==== AVAILABLE DATA ====
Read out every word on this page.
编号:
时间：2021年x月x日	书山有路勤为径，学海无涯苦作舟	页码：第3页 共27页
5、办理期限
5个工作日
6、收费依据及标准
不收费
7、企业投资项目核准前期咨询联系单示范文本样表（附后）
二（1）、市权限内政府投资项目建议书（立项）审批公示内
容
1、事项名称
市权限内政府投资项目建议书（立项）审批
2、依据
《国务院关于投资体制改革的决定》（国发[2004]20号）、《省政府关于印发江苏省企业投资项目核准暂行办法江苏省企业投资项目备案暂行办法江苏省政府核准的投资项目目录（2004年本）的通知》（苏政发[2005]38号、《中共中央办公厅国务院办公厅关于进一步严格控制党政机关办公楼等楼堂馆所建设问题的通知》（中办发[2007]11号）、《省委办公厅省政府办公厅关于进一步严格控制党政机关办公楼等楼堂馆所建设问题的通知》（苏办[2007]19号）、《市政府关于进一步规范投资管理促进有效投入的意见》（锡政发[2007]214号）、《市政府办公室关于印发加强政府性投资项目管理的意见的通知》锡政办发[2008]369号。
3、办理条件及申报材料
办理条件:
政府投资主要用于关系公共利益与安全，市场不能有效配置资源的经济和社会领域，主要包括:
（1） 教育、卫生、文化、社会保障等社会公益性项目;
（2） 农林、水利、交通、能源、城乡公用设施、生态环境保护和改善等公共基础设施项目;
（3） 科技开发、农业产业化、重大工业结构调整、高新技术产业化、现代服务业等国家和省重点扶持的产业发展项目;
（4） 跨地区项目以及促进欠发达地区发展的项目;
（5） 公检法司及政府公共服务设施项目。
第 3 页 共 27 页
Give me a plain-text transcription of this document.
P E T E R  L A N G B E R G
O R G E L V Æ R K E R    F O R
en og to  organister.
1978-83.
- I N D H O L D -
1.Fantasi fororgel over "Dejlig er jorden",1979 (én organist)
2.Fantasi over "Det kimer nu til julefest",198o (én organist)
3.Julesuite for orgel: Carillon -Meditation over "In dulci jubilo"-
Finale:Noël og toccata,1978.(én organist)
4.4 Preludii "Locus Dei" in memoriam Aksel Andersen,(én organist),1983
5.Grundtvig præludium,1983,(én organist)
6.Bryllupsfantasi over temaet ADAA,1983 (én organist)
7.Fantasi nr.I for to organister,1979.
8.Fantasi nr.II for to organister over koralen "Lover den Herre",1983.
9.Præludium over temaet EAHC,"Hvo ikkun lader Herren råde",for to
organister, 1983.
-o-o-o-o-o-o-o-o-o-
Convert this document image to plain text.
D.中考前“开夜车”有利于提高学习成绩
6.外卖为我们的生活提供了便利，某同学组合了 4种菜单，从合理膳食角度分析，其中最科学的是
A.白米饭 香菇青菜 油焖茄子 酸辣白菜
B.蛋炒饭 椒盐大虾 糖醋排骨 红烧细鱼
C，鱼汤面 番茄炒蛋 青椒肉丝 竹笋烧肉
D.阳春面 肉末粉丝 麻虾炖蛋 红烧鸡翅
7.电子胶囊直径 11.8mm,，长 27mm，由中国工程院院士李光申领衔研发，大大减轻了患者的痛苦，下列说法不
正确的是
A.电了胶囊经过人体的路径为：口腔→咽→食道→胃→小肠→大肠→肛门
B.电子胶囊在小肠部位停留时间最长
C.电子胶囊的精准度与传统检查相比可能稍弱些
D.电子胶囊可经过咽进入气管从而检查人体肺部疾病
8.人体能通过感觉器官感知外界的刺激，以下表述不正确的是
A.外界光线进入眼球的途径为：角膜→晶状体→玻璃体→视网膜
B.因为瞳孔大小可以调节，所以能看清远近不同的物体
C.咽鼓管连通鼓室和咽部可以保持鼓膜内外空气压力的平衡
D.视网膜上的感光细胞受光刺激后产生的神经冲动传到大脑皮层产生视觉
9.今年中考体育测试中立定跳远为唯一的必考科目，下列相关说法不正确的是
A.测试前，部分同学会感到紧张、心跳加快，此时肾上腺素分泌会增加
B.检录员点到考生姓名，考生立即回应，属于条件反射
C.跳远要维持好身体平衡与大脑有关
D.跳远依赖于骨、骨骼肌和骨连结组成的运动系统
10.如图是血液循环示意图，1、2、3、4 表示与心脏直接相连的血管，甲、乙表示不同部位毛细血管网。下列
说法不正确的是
====
● **SHORT PROBLEM**: Gather all lines from the listing above in which "plain" occurs.

● **TASK SOLUTION**:
Give me a plain-text transcription of this document.
Convert this document image to plain text.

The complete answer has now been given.